=== EXERCISE ===
Give only a count of the lines that include the string "hvor".

Dataset records
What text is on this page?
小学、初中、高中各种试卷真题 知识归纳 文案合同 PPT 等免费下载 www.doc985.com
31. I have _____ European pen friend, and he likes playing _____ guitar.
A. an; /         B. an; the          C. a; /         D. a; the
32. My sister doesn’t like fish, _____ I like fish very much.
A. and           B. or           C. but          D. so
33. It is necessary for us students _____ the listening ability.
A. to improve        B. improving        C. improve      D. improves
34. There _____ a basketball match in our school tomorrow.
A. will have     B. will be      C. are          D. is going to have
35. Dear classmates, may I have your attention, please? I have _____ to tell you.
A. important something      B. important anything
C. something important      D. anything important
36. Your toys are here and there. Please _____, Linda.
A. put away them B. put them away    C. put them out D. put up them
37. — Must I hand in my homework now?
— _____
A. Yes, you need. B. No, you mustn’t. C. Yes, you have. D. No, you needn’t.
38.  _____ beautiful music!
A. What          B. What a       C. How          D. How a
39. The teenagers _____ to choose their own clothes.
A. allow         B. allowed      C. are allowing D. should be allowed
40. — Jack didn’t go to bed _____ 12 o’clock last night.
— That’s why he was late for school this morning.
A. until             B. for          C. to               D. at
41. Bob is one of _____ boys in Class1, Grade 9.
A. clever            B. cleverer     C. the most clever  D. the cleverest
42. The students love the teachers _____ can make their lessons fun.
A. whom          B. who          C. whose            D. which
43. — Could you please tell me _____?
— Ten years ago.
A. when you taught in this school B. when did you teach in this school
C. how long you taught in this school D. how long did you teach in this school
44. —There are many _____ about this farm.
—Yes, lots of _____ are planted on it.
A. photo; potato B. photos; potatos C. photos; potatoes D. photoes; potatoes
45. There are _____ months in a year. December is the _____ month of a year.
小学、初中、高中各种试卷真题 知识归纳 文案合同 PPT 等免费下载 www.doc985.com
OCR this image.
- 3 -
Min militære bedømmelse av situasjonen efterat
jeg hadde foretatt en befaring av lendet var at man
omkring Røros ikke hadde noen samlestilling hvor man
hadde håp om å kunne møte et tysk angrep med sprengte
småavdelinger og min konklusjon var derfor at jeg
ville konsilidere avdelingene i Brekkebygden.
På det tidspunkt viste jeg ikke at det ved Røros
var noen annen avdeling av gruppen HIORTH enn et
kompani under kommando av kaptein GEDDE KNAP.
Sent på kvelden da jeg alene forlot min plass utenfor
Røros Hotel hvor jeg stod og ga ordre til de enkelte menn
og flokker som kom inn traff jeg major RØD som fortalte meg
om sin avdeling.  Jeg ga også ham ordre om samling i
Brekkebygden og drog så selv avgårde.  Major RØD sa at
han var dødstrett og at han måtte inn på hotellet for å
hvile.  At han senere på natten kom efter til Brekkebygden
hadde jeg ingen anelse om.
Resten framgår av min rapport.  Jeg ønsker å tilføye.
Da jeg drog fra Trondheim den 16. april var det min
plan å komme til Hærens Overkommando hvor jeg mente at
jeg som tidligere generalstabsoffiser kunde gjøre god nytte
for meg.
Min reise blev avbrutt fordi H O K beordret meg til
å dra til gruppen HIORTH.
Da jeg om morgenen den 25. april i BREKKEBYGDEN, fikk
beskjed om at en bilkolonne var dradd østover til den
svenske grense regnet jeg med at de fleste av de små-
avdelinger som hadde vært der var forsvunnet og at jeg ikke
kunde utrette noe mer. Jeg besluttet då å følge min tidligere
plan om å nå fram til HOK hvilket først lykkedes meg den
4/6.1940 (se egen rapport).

=== THE COMPLETED TASK ===
3